TASK REQUIREMENTS: Track down the lines that contain "граждан" and copy them.

[Collected data entries]
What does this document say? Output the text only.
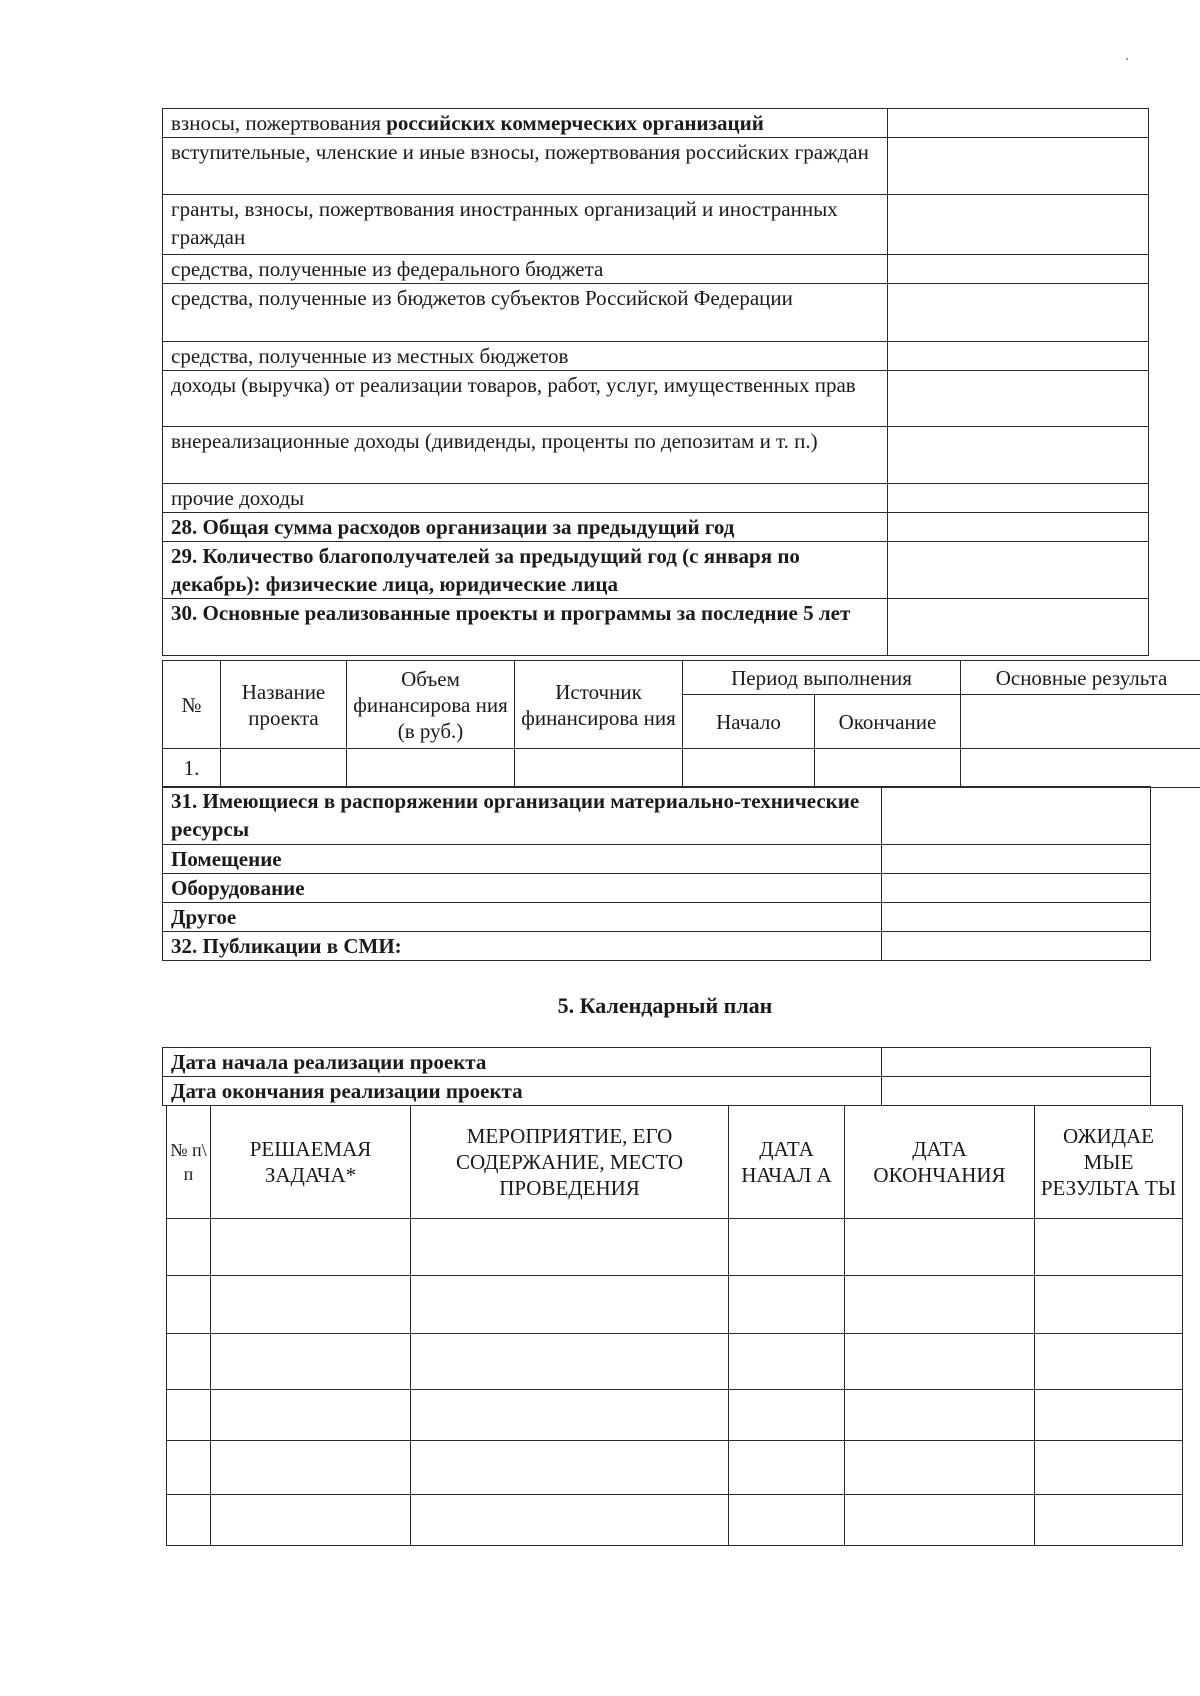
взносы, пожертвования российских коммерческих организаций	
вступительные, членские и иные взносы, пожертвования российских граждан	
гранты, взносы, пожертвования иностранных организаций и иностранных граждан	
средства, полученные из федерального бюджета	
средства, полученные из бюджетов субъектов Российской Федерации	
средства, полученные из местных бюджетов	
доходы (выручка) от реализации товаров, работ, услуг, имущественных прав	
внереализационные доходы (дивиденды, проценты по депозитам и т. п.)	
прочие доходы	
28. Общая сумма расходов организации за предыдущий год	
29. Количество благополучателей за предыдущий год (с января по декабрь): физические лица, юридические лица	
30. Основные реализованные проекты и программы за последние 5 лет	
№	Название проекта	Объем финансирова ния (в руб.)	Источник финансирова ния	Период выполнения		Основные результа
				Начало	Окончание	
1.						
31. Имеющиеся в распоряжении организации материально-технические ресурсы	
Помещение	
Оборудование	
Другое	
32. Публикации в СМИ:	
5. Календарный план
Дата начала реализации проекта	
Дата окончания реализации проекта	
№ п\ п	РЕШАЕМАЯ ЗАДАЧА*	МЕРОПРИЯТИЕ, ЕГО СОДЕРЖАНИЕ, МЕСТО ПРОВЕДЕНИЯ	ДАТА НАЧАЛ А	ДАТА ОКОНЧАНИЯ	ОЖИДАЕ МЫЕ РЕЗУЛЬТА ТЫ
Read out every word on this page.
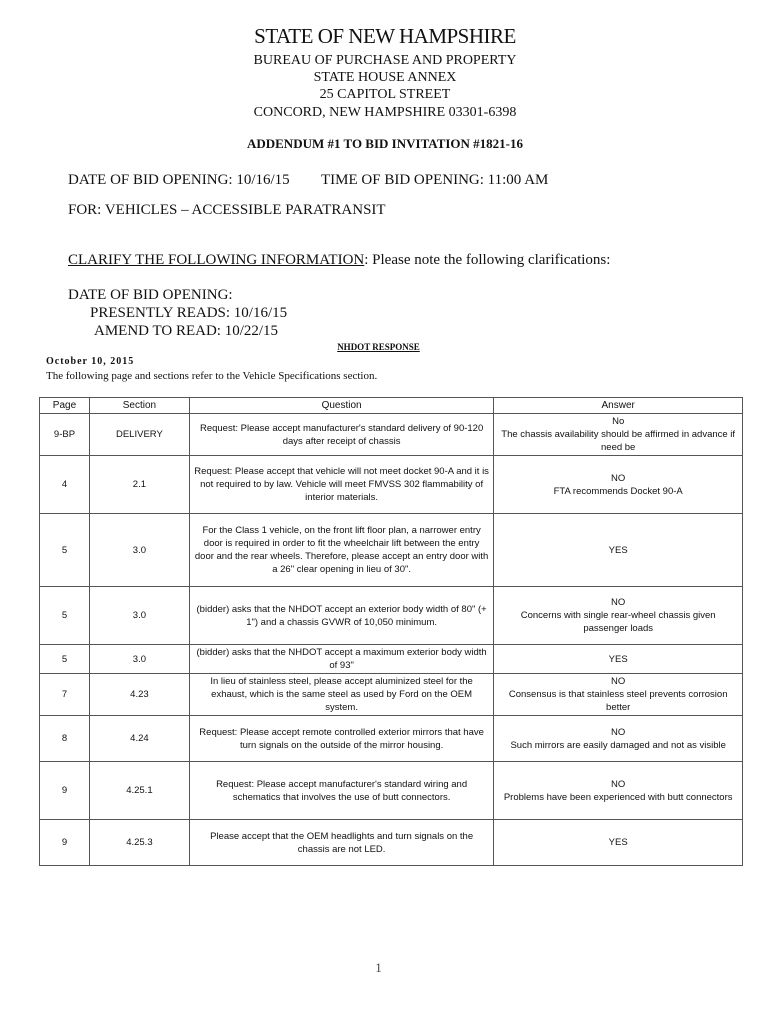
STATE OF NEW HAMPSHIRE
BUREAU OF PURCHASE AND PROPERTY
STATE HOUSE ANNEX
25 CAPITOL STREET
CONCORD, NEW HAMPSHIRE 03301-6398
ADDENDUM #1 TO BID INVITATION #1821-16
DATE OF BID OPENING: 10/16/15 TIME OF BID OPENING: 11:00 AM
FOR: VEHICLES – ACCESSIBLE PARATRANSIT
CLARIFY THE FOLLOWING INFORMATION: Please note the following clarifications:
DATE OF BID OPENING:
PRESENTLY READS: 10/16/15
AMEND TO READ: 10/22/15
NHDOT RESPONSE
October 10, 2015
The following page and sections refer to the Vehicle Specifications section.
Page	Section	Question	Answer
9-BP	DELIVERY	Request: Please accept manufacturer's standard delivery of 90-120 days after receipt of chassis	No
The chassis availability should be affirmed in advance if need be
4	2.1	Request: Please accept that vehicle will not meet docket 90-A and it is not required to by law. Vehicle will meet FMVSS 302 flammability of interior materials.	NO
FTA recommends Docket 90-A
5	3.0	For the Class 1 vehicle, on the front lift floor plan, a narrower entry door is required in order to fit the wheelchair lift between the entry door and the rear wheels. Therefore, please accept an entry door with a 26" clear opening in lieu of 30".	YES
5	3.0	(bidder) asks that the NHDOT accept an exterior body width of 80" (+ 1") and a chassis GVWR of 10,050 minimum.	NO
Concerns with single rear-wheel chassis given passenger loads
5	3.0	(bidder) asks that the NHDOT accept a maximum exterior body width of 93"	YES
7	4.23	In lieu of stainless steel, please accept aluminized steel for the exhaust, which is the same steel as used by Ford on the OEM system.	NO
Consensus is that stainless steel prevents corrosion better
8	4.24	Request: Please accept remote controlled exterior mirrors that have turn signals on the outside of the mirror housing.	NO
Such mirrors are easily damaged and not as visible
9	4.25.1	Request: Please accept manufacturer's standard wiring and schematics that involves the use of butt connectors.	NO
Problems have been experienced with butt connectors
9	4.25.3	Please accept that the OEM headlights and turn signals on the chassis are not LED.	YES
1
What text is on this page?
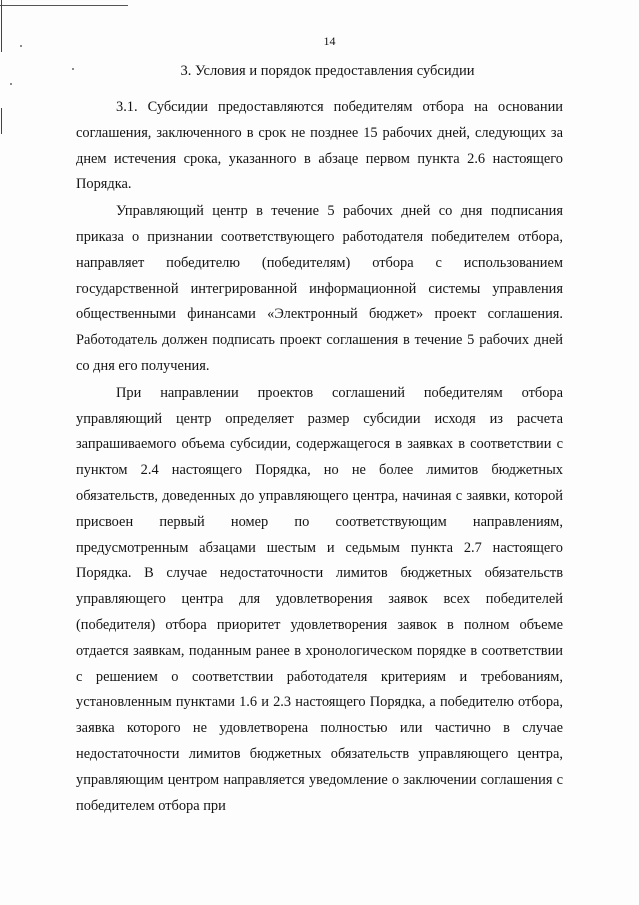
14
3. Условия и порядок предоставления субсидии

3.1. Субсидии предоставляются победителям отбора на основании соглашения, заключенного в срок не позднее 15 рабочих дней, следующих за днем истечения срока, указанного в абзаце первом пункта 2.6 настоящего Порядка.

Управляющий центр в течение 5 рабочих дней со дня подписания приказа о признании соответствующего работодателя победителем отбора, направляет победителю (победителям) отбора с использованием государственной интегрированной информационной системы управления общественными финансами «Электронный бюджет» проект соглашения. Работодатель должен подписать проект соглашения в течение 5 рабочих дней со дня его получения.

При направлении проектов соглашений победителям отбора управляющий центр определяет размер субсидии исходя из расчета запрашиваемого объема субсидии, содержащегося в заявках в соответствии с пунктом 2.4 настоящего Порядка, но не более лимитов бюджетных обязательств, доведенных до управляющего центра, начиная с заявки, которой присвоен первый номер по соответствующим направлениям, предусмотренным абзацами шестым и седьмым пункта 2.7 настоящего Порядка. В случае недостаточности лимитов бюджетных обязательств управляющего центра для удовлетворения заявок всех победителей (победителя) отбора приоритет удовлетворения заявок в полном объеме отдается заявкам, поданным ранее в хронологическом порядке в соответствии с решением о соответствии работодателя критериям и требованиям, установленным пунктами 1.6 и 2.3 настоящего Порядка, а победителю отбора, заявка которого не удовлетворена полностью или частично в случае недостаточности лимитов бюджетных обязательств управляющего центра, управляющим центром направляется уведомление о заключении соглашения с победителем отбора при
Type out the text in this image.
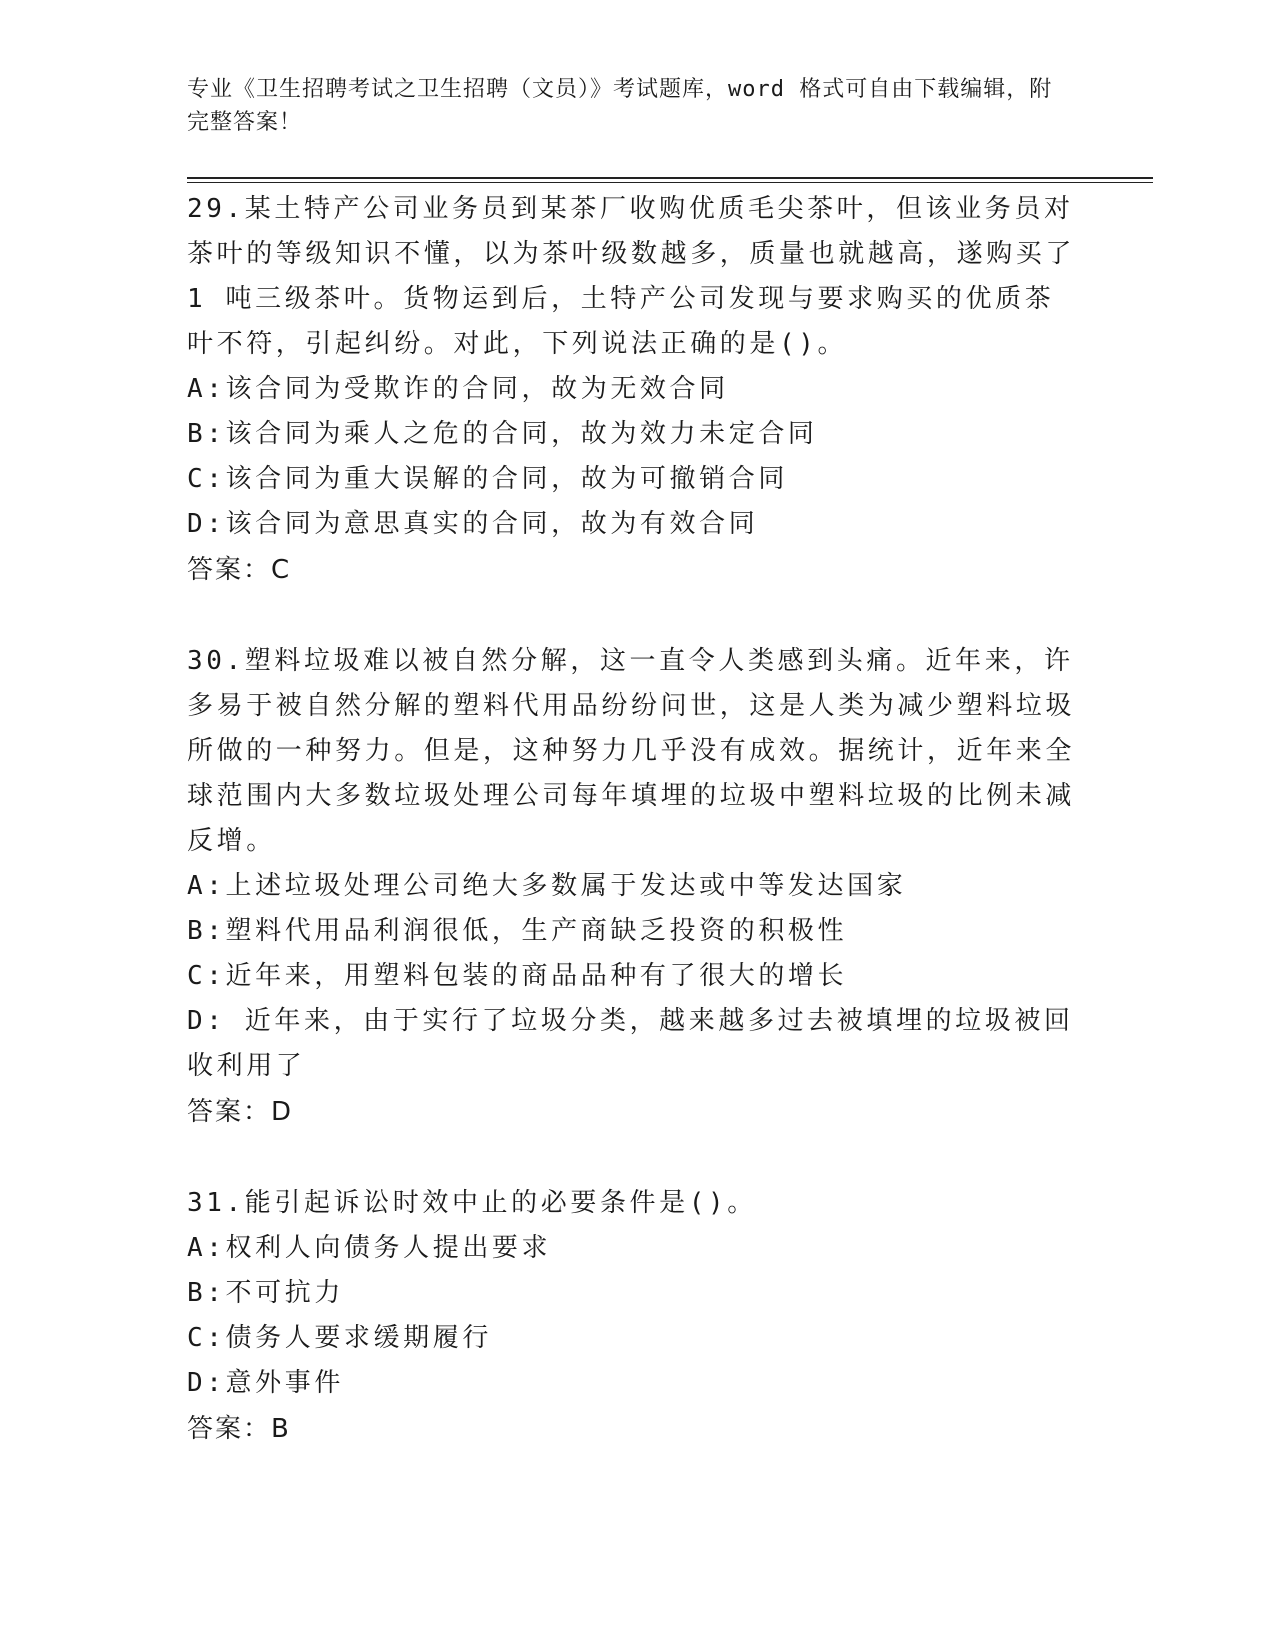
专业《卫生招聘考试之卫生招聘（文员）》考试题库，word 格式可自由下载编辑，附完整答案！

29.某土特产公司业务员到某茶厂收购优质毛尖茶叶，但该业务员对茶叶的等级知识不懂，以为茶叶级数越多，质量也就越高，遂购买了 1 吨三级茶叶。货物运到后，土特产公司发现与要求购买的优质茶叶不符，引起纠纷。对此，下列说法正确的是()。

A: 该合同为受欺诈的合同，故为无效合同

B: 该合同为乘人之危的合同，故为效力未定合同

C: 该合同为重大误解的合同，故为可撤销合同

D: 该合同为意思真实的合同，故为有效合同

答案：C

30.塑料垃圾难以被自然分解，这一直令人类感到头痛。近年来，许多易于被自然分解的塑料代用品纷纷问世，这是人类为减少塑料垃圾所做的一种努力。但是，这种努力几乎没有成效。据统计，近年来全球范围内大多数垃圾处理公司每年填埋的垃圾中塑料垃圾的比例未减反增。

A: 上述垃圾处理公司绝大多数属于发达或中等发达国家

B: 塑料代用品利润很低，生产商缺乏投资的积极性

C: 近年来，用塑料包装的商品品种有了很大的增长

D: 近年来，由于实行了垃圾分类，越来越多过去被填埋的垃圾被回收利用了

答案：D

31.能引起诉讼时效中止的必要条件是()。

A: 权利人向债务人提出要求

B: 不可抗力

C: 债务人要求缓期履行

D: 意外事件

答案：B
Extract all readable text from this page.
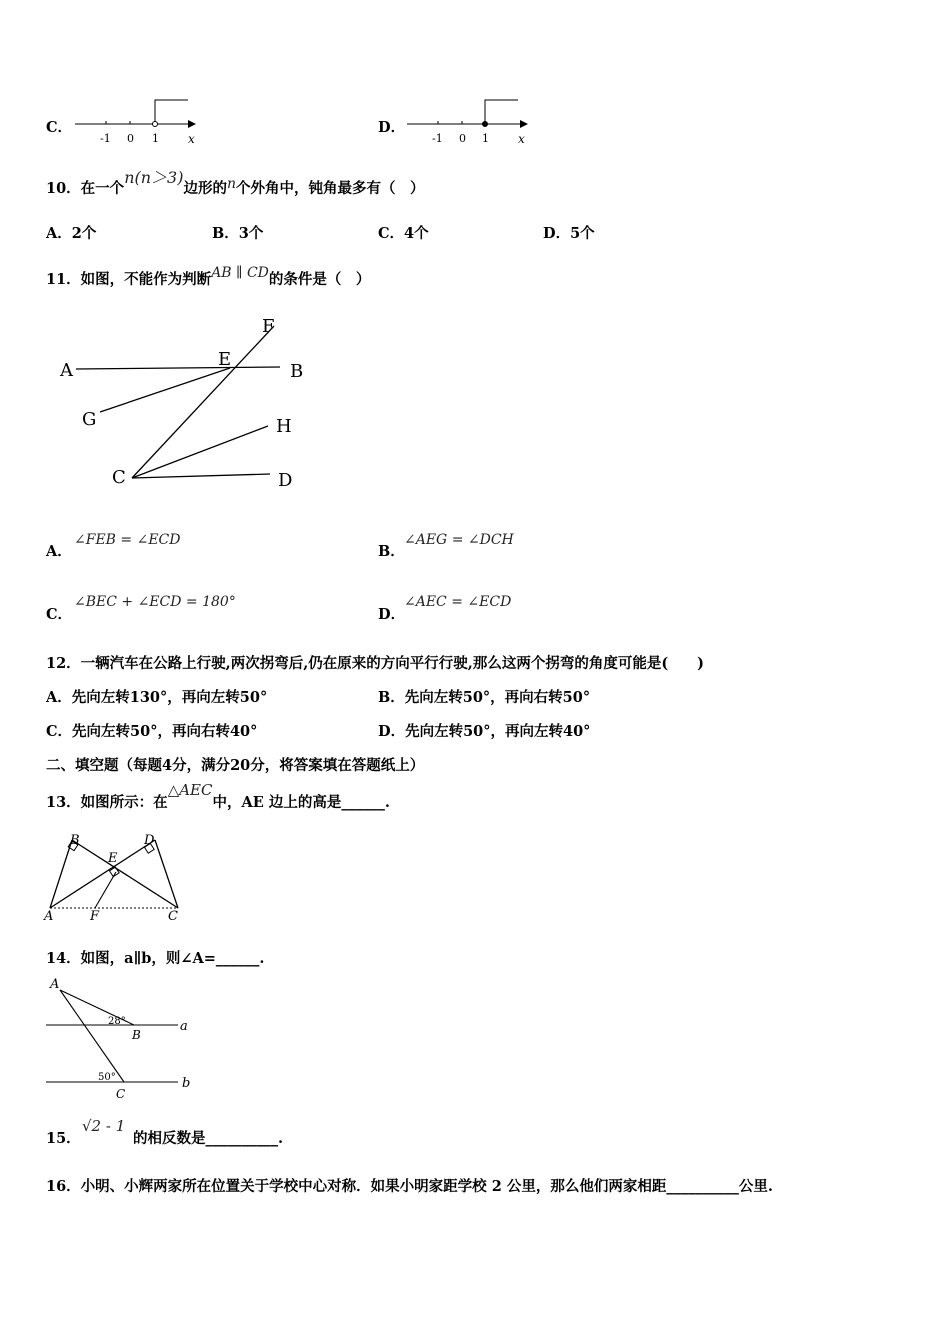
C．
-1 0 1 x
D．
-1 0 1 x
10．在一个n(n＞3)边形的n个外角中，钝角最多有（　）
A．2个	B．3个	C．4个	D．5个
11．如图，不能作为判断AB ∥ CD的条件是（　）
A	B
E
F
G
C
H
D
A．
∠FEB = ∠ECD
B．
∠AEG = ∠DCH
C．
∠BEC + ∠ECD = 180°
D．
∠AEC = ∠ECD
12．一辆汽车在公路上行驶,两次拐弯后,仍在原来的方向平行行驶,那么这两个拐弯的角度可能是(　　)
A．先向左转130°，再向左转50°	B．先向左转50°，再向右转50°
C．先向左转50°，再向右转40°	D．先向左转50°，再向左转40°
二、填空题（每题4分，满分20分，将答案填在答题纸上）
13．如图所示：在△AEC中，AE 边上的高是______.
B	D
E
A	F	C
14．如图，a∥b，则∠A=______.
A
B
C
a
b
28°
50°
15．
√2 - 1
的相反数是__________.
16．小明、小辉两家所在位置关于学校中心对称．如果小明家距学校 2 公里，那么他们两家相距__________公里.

SOLUTION FOR THIS TASK:
вступительные, членские и иные взносы, пожертвования российских граждан	
гранты, взносы, пожертвования иностранных организаций и иностранных граждан	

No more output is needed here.